* [PROVIDED DATA]:
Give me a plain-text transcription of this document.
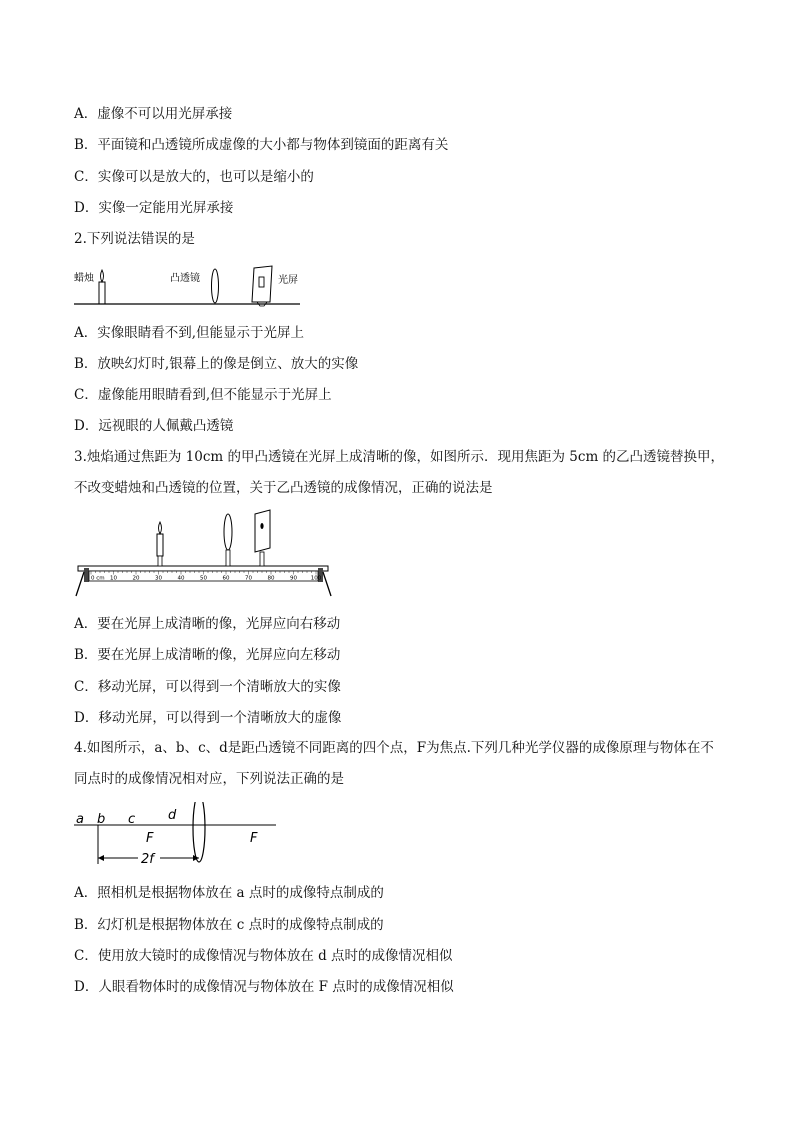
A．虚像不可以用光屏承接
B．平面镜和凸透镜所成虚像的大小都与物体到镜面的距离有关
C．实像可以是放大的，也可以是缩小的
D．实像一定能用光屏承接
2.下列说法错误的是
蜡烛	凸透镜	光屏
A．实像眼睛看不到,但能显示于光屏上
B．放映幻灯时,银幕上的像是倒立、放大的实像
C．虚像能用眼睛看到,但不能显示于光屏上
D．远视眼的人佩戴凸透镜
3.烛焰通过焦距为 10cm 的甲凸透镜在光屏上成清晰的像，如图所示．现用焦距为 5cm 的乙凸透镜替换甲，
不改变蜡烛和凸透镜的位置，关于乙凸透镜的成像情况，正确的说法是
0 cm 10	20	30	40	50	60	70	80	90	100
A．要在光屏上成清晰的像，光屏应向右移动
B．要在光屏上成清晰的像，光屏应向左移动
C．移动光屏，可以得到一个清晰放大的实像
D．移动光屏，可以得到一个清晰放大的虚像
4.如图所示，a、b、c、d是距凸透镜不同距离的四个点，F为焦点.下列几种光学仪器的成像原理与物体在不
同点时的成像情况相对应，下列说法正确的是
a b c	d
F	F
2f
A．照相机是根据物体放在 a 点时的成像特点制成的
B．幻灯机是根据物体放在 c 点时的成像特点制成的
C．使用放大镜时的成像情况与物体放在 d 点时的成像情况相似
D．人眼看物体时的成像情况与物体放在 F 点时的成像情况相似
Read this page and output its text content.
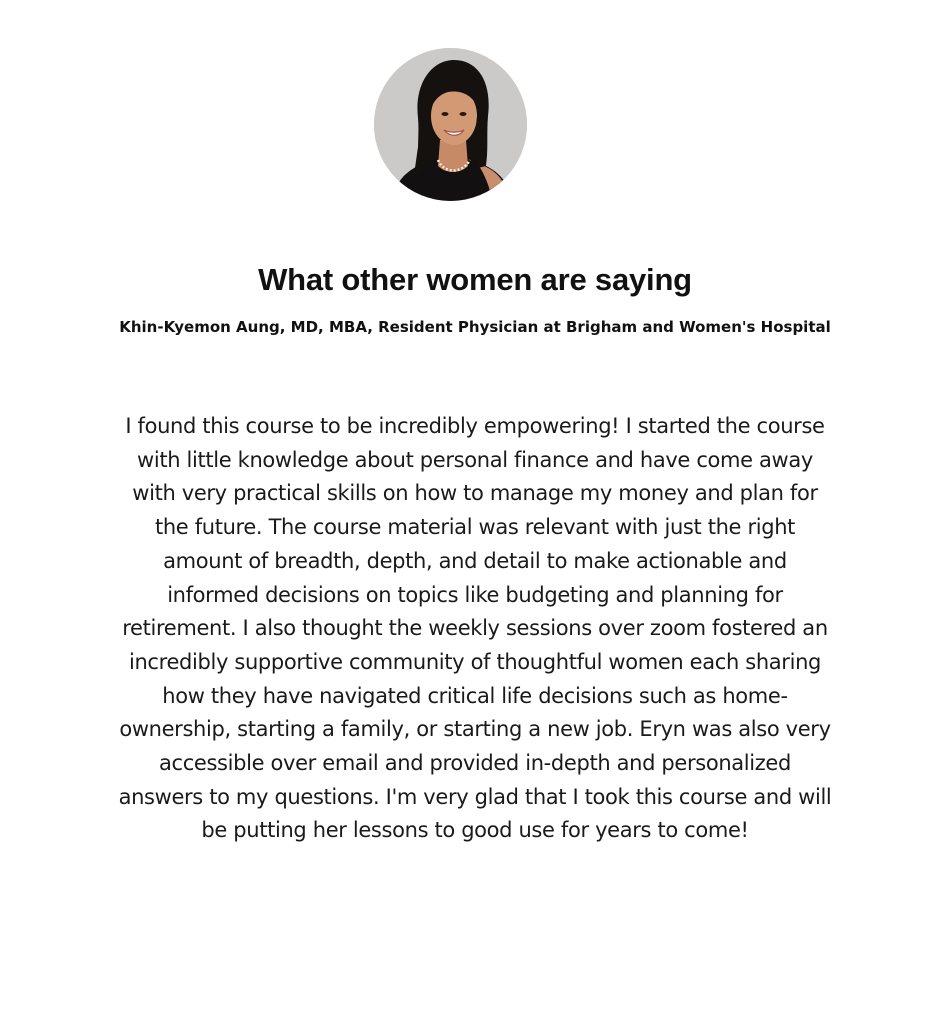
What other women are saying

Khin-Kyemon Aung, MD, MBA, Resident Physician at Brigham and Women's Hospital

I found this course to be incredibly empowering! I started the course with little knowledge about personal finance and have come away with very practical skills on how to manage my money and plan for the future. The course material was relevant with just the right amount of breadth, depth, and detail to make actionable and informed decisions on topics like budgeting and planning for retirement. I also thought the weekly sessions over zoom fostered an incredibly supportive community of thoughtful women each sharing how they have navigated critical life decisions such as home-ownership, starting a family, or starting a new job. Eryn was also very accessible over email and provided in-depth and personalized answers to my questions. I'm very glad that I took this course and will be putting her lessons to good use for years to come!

--

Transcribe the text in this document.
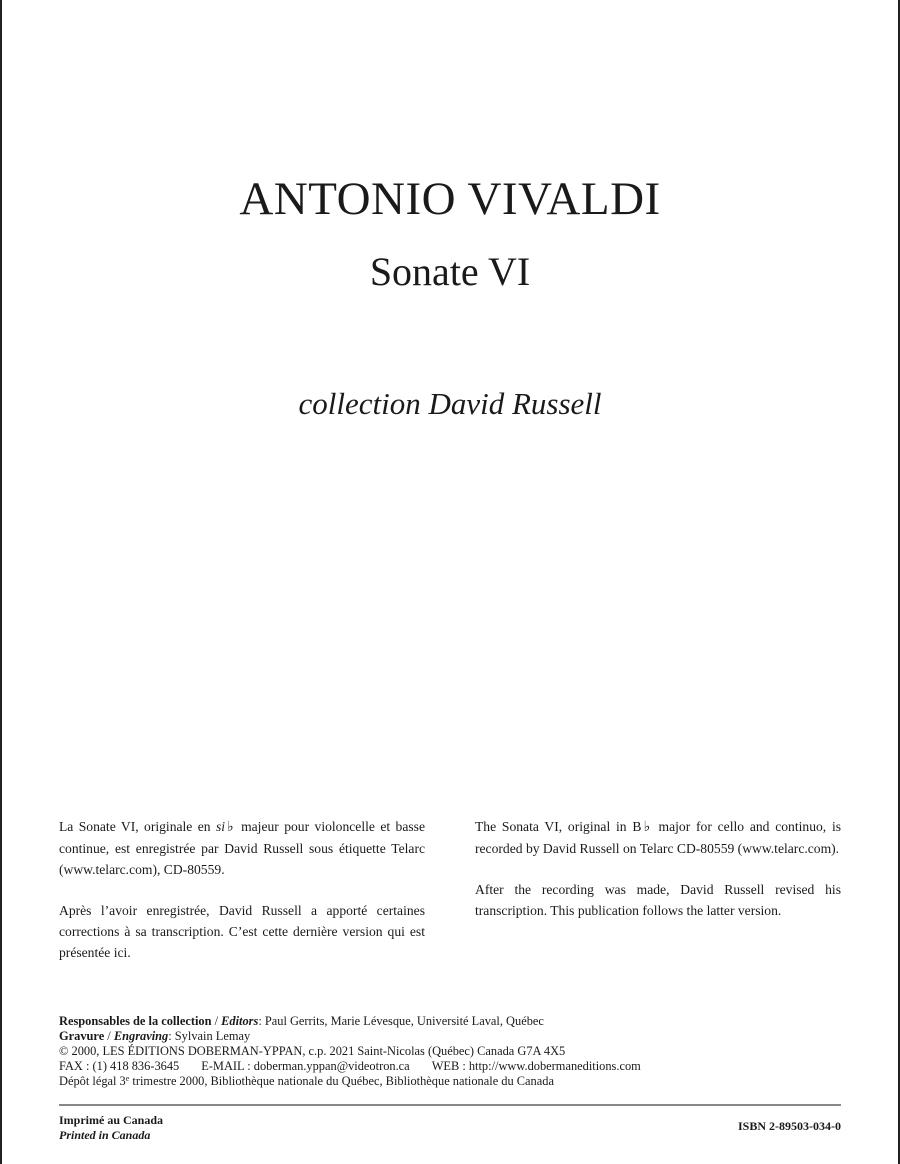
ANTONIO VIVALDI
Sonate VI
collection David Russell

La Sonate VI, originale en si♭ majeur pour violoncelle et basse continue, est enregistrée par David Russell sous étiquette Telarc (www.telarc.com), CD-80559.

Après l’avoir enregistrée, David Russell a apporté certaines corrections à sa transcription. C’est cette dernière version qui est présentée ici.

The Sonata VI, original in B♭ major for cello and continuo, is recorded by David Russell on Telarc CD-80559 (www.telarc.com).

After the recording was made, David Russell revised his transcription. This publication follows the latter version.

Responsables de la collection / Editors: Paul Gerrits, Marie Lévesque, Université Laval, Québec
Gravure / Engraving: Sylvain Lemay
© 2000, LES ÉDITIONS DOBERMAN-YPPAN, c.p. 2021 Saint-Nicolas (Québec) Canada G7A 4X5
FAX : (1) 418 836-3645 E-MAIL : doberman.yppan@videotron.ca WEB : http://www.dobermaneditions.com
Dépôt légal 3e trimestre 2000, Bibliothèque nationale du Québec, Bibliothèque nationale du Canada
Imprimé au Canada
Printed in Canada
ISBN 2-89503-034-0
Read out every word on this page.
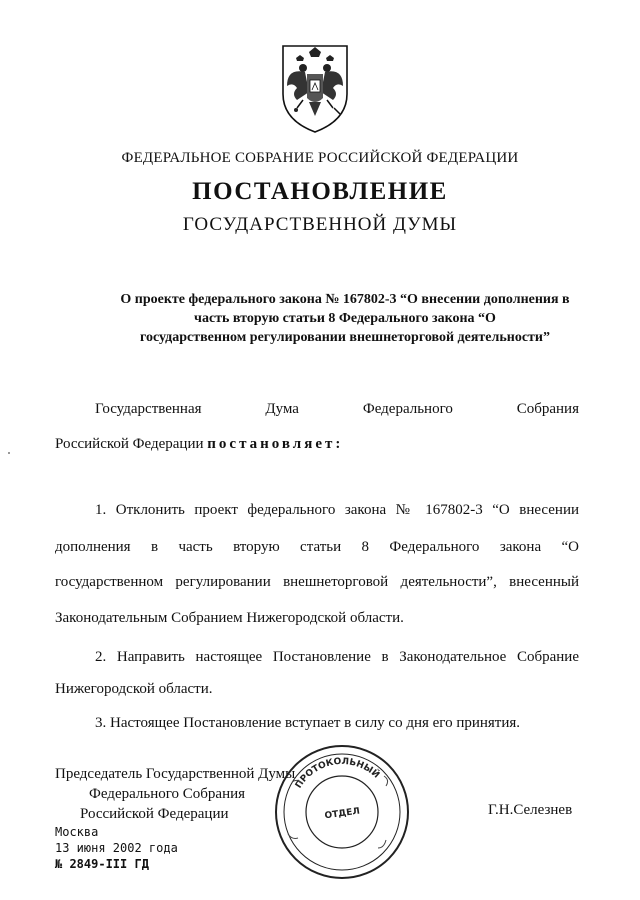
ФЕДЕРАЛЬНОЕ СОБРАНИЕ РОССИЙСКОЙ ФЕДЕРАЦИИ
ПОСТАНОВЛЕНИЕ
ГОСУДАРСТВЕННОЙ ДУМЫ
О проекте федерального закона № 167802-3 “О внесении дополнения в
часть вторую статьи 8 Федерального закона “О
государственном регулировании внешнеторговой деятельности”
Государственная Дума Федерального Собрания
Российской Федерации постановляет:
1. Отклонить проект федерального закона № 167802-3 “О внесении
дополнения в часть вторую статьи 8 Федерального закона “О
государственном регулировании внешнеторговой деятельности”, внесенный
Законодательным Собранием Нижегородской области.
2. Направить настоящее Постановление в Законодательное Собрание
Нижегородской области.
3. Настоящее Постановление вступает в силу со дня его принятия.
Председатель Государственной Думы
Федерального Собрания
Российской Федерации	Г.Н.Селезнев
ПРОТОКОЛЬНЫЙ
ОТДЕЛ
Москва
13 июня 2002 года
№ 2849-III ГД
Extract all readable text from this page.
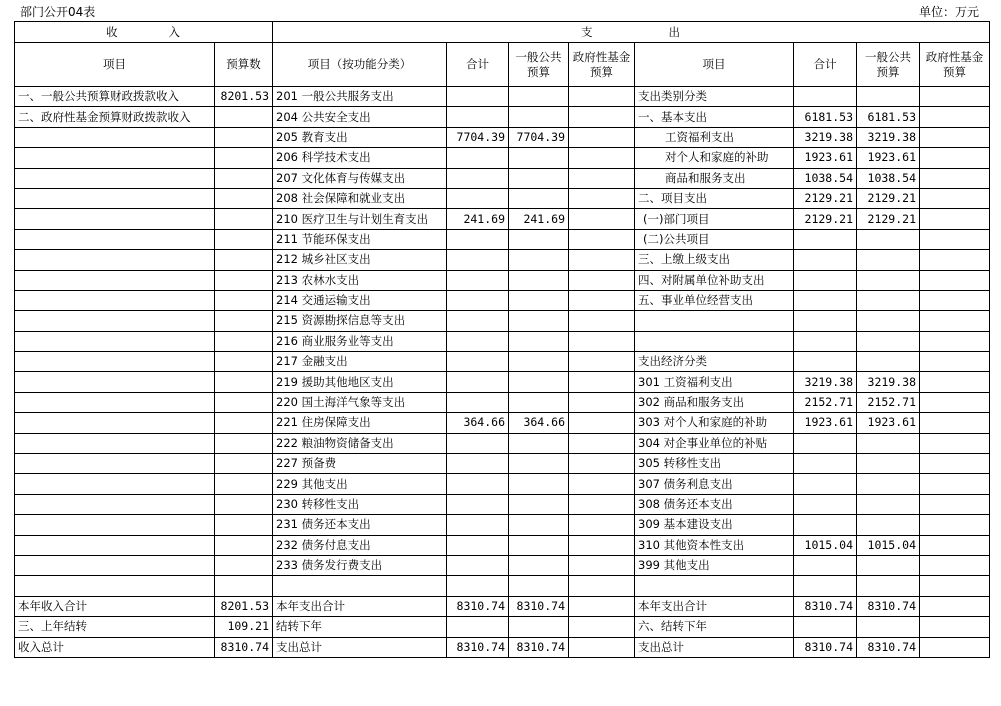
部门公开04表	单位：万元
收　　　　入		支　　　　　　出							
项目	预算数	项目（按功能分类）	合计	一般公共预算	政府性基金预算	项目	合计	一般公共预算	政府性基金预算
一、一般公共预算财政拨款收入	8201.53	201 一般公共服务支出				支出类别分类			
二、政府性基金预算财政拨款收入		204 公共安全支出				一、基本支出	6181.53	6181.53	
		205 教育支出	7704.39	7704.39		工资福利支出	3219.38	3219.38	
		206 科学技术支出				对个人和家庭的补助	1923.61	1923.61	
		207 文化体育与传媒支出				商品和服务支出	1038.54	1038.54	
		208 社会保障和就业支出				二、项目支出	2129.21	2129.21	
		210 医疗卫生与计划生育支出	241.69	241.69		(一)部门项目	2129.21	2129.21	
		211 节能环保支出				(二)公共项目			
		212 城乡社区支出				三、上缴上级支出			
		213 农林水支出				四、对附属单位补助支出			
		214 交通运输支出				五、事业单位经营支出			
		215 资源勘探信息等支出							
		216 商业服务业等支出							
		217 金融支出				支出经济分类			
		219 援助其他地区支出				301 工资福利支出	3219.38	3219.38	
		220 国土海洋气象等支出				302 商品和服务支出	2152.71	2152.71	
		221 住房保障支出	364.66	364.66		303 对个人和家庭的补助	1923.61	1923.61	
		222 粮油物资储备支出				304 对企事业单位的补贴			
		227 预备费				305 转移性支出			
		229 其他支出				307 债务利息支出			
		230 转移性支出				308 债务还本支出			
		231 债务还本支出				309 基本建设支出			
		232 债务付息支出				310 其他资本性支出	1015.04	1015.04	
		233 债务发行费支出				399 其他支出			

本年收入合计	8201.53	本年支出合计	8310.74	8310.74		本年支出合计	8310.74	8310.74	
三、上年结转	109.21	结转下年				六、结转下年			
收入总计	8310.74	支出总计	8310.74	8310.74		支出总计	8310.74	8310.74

* [TASK PROMPT]: Check every line of the data, and copy the ones that contain "商品和服务支出".

* [TASK OUTPUT]:
		207 文化体育与传媒支出				商品和服务支出	1038.54	1038.54	
		220 国土海洋气象等支出				302 商品和服务支出	2152.71	2152.71	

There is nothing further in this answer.